Brano di testo:
+ + + + +
Cultura & Società

Din-don-dan: lunga vita ai suonatori di campane

Dallo scorso dicembre il suono manuale delle campane è stato riconosciuto dall'Unesco patrimonio culturale immateriale dell'umanità. A colloquio con Manuel Graziani, vicepresidente della Federazione nazionale dei suonatori

Campanaro barghigiano sulla cella campanaria del campanile del Duomo di Pisa (foto di Gerardo Teta)

«Anche Dio crede nella pubblicità: infatti ha messo campane in ognuna delle sue chiese»: così scriveva l’attore, regista e sceneggiatore francese Sacha Guitry . Il suono delle campane ab illo tempore scandisce le ore del giorno e richiama in chiesa bambini e nonni, giovani e adulti annunciando le celebrazioni eucaristiche feriali o festive, matrimoni e comunioni, cresime e funerali.

E chi sta dietro quel suono? Per secoli – e fino agli anni Novanta del scorso secolo – uno o più campanari salivano sulle ripide scale del campanile per tirare con la corda i batacchi delle campane. Oggi i suonatori di campane sono una «specie» in via di estinzione: merito o colpa della tecnologia che ha introdotto sistemi di suono automatici. Addio poesia. Ma sacche di resistenza ancora si trovano nel nostro Paese, dove dal 5 dicembre 2024 il suono manuale delle campane è stato riconosciuto dall’Unesco patrimonio culturale immateriale dell’umanità. Giubilo per i suonatori di campane, che alle 12 in punto dello scorso 29 dicembre celebrarono l’evento dando vita, da nord a sud Italia, a uno scampanìo.
+ + + + +
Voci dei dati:
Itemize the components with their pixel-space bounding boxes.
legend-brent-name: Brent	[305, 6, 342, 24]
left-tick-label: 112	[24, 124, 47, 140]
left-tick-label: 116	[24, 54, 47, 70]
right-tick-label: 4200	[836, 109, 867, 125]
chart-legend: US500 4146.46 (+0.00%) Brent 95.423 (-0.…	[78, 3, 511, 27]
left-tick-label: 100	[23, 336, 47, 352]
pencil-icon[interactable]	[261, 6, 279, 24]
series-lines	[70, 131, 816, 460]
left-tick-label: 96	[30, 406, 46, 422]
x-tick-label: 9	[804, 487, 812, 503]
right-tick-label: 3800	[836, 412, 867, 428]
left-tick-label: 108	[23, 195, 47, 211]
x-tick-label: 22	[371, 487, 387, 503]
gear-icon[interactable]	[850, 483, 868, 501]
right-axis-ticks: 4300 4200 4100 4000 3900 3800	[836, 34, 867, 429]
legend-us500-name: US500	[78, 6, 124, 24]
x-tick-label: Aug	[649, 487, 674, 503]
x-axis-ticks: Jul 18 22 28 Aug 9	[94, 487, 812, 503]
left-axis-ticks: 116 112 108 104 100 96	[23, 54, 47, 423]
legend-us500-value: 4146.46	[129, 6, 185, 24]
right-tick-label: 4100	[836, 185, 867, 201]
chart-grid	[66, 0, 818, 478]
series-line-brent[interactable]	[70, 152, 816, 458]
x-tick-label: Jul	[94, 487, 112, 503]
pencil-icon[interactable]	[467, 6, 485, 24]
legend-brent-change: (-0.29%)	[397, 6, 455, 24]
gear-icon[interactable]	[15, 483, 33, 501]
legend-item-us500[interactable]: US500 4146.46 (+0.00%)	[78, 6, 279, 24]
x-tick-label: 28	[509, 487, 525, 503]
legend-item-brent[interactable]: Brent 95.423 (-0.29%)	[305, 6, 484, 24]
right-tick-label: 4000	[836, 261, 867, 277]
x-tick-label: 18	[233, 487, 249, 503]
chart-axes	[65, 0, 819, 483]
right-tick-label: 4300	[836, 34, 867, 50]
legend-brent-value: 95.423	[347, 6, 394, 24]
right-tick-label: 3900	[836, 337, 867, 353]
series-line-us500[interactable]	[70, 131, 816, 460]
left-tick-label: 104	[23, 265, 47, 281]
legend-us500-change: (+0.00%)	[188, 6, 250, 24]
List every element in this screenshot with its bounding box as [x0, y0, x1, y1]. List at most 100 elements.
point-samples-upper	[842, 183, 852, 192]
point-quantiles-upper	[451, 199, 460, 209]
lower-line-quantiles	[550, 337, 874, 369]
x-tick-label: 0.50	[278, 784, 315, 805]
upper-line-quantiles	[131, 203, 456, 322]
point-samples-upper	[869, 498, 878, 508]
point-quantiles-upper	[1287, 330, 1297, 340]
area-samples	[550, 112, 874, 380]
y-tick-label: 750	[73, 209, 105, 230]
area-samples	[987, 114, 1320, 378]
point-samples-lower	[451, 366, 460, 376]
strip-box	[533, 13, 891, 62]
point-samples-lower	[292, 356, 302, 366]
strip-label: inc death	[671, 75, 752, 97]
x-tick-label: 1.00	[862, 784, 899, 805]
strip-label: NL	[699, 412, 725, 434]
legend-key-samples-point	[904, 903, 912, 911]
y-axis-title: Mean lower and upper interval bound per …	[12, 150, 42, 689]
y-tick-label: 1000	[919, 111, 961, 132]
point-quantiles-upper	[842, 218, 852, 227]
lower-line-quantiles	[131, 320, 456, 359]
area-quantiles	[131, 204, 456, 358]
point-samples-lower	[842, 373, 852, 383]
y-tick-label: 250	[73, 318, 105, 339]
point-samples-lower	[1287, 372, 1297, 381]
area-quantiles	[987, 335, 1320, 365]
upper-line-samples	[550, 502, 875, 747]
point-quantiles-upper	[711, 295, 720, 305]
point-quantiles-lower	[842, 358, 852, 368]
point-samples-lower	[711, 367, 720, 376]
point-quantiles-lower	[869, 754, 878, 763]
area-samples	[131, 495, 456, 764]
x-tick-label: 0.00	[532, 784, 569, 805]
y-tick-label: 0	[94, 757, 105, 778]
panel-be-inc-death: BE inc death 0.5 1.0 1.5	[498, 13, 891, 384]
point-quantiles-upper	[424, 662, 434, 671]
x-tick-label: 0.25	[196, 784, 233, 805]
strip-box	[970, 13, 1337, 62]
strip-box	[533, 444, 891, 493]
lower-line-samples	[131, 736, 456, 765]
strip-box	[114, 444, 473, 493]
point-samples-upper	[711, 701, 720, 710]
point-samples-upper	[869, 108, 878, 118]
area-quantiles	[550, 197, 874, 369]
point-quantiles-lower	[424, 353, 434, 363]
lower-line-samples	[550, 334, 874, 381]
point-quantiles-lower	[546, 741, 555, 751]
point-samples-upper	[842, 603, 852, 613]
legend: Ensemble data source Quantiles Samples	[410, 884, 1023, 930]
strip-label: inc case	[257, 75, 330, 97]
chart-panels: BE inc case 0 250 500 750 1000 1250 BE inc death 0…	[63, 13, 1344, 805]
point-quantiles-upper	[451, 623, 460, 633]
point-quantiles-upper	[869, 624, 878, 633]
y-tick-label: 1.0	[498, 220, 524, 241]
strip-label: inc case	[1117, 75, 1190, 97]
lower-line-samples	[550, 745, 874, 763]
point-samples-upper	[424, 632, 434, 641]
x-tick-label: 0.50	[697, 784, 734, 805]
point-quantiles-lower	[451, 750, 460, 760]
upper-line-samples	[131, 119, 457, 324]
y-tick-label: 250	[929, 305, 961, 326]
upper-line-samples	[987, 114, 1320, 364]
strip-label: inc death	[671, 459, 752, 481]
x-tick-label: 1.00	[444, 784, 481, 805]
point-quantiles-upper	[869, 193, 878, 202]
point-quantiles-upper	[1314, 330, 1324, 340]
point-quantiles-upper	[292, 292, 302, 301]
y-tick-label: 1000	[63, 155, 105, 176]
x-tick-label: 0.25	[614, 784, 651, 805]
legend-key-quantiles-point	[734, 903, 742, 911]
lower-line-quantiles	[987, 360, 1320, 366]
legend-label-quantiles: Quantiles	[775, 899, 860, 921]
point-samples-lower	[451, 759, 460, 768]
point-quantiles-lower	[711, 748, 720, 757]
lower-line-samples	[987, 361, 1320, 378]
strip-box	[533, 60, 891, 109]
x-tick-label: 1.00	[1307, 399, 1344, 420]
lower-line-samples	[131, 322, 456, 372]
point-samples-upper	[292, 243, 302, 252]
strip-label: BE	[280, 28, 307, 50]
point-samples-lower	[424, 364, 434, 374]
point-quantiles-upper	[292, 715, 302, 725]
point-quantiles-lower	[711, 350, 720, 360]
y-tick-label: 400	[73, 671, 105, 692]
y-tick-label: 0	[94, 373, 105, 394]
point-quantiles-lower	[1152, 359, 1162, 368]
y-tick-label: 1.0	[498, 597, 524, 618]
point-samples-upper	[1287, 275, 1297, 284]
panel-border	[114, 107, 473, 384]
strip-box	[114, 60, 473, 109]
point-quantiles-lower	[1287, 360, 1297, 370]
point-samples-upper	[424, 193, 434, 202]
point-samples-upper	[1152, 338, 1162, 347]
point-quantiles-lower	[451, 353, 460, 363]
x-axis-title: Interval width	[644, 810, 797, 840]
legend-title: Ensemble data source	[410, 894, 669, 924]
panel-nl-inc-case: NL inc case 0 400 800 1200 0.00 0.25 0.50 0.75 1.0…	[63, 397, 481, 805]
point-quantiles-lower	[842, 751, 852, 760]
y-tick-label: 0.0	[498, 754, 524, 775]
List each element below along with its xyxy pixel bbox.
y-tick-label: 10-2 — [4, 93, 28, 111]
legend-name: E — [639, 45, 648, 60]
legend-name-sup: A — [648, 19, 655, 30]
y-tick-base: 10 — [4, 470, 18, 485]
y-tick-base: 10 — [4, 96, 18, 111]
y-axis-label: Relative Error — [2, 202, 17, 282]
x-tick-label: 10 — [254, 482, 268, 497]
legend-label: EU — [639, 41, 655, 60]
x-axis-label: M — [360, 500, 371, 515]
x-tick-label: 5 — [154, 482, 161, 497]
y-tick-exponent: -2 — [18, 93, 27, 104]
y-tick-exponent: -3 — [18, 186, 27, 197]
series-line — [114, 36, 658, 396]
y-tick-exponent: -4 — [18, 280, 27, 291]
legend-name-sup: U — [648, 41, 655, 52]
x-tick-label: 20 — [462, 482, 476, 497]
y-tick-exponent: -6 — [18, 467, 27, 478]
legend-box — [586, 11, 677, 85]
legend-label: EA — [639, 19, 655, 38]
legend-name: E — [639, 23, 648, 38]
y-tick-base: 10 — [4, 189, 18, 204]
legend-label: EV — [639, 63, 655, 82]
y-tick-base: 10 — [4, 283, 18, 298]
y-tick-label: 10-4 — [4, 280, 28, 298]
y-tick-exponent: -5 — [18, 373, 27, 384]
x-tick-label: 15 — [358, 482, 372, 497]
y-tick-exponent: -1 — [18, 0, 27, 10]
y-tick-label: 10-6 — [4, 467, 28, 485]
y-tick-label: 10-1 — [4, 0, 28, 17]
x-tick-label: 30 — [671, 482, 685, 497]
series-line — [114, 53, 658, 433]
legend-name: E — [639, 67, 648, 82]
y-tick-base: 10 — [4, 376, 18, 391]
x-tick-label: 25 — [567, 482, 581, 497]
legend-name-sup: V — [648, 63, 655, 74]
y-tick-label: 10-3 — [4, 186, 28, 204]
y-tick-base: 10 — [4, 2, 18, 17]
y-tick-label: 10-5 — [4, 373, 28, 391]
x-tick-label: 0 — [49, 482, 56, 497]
+ + + + +
Compito da svolgere: Trascrivi il brano sui suonatori di campane cominciando da "Dallo scorso dicembre" e proseguendo fino a "di Gerardo Teta)". Le righe non hanno alcun legame con il brano.

Soluzione del compito:
Dallo scorso dicembre il suono manuale delle campane è stato riconosciuto dall'Unesco patrimonio culturale immateriale dell'umanità. A colloquio con Manuel Graziani, vicepresidente della Federazione nazionale dei suonatori

Campanaro barghigiano sulla cella campanaria del campanile del Duomo di Pisa (foto di Gerardo Teta)